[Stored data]
* begin *

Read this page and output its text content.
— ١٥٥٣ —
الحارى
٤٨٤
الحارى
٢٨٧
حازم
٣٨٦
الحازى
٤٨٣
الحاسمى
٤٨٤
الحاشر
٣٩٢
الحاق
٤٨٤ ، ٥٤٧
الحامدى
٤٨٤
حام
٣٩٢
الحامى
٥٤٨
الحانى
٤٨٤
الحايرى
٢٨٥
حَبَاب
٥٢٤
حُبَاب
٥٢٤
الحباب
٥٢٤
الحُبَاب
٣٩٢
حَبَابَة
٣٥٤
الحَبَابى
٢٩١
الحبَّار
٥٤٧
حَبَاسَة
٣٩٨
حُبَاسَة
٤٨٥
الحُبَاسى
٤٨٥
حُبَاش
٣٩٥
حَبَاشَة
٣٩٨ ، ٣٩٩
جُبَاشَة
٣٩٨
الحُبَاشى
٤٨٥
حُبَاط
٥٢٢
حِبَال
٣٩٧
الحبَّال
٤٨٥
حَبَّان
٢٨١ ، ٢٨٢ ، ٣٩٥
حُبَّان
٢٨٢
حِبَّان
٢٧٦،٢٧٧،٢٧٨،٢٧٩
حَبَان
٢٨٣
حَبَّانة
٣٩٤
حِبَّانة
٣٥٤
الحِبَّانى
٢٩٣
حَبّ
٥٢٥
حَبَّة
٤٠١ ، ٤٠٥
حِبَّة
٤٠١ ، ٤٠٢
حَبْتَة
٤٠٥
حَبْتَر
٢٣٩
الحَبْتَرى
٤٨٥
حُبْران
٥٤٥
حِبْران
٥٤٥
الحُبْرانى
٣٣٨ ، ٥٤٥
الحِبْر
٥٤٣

* end *

• _EXERCISE DESCRIPTION_
Write out all the entries exactly.

• _TASK RESULT_
Read this page and output its text content.
— ١٥٥٣ —
الحارى
٤٨٤
الحارى
٢٨٧
حازم
٣٨٦
الحازى
٤٨٣
الحاسمى
٤٨٤
الحاشر
٣٩٢
الحاق
٤٨٤ ، ٥٤٧
الحامدى
٤٨٤
حام
٣٩٢
الحامى
٥٤٨
الحانى
٤٨٤
الحايرى
٢٨٥
حَبَاب
٥٢٤
حُبَاب
٥٢٤
الحباب
٥٢٤
الحُبَاب
٣٩٢
حَبَابَة
٣٥٤
الحَبَابى
٢٩١
الحبَّار
٥٤٧
حَبَاسَة
٣٩٨
حُبَاسَة
٤٨٥
الحُبَاسى
٤٨٥
حُبَاش
٣٩٥
حَبَاشَة
٣٩٨ ، ٣٩٩
جُبَاشَة
٣٩٨
الحُبَاشى
٤٨٥
حُبَاط
٥٢٢
حِبَال
٣٩٧
الحبَّال
٤٨٥
حَبَّان
٢٨١ ، ٢٨٢ ، ٣٩٥
حُبَّان
٢٨٢
حِبَّان
٢٧٦،٢٧٧،٢٧٨،٢٧٩
حَبَان
٢٨٣
حَبَّانة
٣٩٤
حِبَّانة
٣٥٤
الحِبَّانى
٢٩٣
حَبّ
٥٢٥
حَبَّة
٤٠١ ، ٤٠٥
حِبَّة
٤٠١ ، ٤٠٢
حَبْتَة
٤٠٥
حَبْتَر
٢٣٩
الحَبْتَرى
٤٨٥
حُبْران
٥٤٥
حِبْران
٥٤٥
الحُبْرانى
٣٣٨ ، ٥٤٥
الحِبْر
٥٤٣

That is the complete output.